Direction: Output the material below in its entirety, exactly as given.

---------------

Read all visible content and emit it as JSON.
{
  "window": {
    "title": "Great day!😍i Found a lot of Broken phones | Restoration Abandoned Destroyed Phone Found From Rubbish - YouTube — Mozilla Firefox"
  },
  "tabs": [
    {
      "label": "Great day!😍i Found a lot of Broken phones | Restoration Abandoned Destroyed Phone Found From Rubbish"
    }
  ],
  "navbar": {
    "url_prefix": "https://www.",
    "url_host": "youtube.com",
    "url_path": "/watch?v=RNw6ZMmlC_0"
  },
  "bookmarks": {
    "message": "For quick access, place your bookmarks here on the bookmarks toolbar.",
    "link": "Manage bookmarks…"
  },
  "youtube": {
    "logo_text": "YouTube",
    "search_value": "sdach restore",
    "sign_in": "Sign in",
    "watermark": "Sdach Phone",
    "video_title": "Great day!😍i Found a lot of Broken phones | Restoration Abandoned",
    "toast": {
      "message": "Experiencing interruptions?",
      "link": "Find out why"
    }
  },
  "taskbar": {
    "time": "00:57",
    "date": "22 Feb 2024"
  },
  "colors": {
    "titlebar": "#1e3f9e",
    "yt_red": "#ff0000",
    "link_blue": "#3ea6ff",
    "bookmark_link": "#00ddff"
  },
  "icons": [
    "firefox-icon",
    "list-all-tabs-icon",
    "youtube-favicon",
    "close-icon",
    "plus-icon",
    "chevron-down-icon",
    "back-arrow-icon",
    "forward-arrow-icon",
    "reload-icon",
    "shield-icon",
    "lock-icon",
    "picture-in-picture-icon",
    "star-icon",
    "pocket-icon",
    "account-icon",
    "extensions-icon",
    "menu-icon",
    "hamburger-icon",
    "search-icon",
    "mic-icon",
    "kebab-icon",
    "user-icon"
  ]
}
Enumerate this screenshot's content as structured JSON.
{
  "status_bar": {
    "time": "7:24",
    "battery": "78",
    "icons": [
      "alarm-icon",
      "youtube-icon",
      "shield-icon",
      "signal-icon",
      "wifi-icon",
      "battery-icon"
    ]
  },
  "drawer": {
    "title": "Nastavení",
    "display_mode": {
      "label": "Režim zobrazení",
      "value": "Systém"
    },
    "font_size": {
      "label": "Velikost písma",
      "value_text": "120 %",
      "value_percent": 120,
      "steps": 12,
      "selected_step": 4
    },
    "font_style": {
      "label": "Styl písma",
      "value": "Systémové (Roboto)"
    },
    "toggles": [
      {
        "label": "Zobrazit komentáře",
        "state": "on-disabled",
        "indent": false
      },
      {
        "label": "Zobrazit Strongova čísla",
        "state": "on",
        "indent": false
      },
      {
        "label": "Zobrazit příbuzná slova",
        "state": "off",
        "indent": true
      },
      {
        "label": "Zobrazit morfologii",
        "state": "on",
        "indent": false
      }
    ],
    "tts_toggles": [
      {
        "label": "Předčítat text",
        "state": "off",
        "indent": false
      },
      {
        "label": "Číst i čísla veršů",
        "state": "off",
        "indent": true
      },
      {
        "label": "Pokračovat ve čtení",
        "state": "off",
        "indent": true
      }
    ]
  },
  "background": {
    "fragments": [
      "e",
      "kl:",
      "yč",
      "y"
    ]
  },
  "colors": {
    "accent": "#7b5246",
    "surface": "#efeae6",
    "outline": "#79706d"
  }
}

---------------

Task answer:
Read all visible content and emit it as JSON.
{
  "window": {
    "title": "Great day!😍i Found a lot of Broken phones | Restoration Abandoned Destroyed Phone Found From Rubbish - YouTube — Mozilla Firefox"
  },
  "tabs": [
    {
      "label": "Great day!😍i Found a lot of Broken phones | Restoration Abandoned Destroyed Phone Found From Rubbish"
    }
  ],
  "navbar": {
    "url_prefix": "https://www.",
    "url_host": "youtube.com",
    "url_path": "/watch?v=RNw6ZMmlC_0"
  },
  "bookmarks": {
    "message": "For quick access, place your bookmarks here on the bookmarks toolbar.",
    "link": "Manage bookmarks…"
  },
  "youtube": {
    "logo_text": "YouTube",
    "search_value": "sdach restore",
    "sign_in": "Sign in",
    "watermark": "Sdach Phone",
    "video_title": "Great day!😍i Found a lot of Broken phones | Restoration Abandoned",
    "toast": {
      "message": "Experiencing interruptions?",
      "link": "Find out why"
    }
  },
  "taskbar": {
    "time": "00:57",
    "date": "22 Feb 2024"
  },
  "colors": {
    "titlebar": "#1e3f9e",
    "yt_red": "#ff0000",
    "link_blue": "#3ea6ff",
    "bookmark_link": "#00ddff"
  },
  "icons": [
    "firefox-icon",
    "list-all-tabs-icon",
    "youtube-favicon",
    "close-icon",
    "plus-icon",
    "chevron-down-icon",
    "back-arrow-icon",
    "forward-arrow-icon",
    "reload-icon",
    "shield-icon",
    "lock-icon",
    "picture-in-picture-icon",
    "star-icon",
    "pocket-icon",
    "account-icon",
    "extensions-icon",
    "menu-icon",
    "hamburger-icon",
    "search-icon",
    "mic-icon",
    "kebab-icon",
    "user-icon"
  ]
}
Enumerate this screenshot's content as structured JSON.
{
  "status_bar": {
    "time": "7:24",
    "battery": "78",
    "icons": [
      "alarm-icon",
      "youtube-icon",
      "shield-icon",
      "signal-icon",
      "wifi-icon",
      "battery-icon"
    ]
  },
  "drawer": {
    "title": "Nastavení",
    "display_mode": {
      "label": "Režim zobrazení",
      "value": "Systém"
    },
    "font_size": {
      "label": "Velikost písma",
      "value_text": "120 %",
      "value_percent": 120,
      "steps": 12,
      "selected_step": 4
    },
    "font_style": {
      "label": "Styl písma",
      "value": "Systémové (Roboto)"
    },
    "toggles": [
      {
        "label": "Zobrazit komentáře",
        "state": "on-disabled",
        "indent": false
      },
      {
        "label": "Zobrazit Strongova čísla",
        "state": "on",
        "indent": false
      },
      {
        "label": "Zobrazit příbuzná slova",
        "state": "off",
        "indent": true
      },
      {
        "label": "Zobrazit morfologii",
        "state": "on",
        "indent": false
      }
    ],
    "tts_toggles": [
      {
        "label": "Předčítat text",
        "state": "off",
        "indent": false
      },
      {
        "label": "Číst i čísla veršů",
        "state": "off",
        "indent": true
      },
      {
        "label": "Pokračovat ve čtení",
        "state": "off",
        "indent": true
      }
    ]
  },
  "background": {
    "fragments": [
      "e",
      "kl:",
      "yč",
      "y"
    ]
  },
  "colors": {
    "accent": "#7b5246",
    "surface": "#efeae6",
    "outline": "#79706d"
  }
}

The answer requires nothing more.